→ Task objective:
Repeat the listing exactly as given, omitting every image.

(Dataset rows about figures)
^^^^^^^^

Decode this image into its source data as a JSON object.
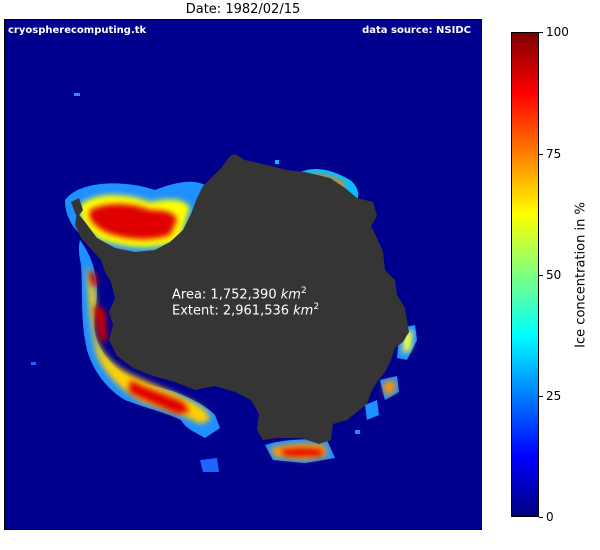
{
  "title": "Date: 1982/02/15",
  "map": {
    "credit_left": "cryospherecomputing.tk",
    "credit_right": "data source: NSIDC",
    "stats": {
      "area_label": "Area: 1,752,390",
      "extent_label": "Extent: 2,961,536",
      "unit": "km",
      "unit_exponent": "2"
    },
    "colors": {
      "ocean": "#00008f",
      "land": "#353535",
      "text": "#ffffff"
    }
  },
  "colorbar": {
    "label": "Ice concentration in %",
    "min": 0,
    "max": 100,
    "ticks": [
      "0",
      "25",
      "50",
      "75",
      "100"
    ],
    "colormap": "jet",
    "colormap_stops": [
      "#00007f",
      "#0000ff",
      "#007fff",
      "#00ffff",
      "#7fff7f",
      "#ffff00",
      "#ff7f00",
      "#ff0000",
      "#7f0000"
    ]
  }
}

^^^^^^^^

→ Response to this exercise:
Decode this image into its source data as a JSON object.
{
  "title": "Date: 1982/02/15",
  "map": {
    "credit_left": "cryospherecomputing.tk",
    "credit_right": "data source: NSIDC",
    "stats": {
      "area_label": "Area: 1,752,390",
      "extent_label": "Extent: 2,961,536",
      "unit": "km",
      "unit_exponent": "2"
    },
    "colors": {
      "ocean": "#00008f",
      "land": "#353535",
      "text": "#ffffff"
    }
  },
  "colorbar": {
    "label": "Ice concentration in %",
    "min": 0,
    "max": 100,
    "ticks": [
      "0",
      "25",
      "50",
      "75",
      "100"
    ],
    "colormap": "jet",
    "colormap_stops": [
      "#00007f",
      "#0000ff",
      "#007fff",
      "#00ffff",
      "#7fff7f",
      "#ffff00",
      "#ff7f00",
      "#ff0000",
      "#7f0000"
    ]
  }
}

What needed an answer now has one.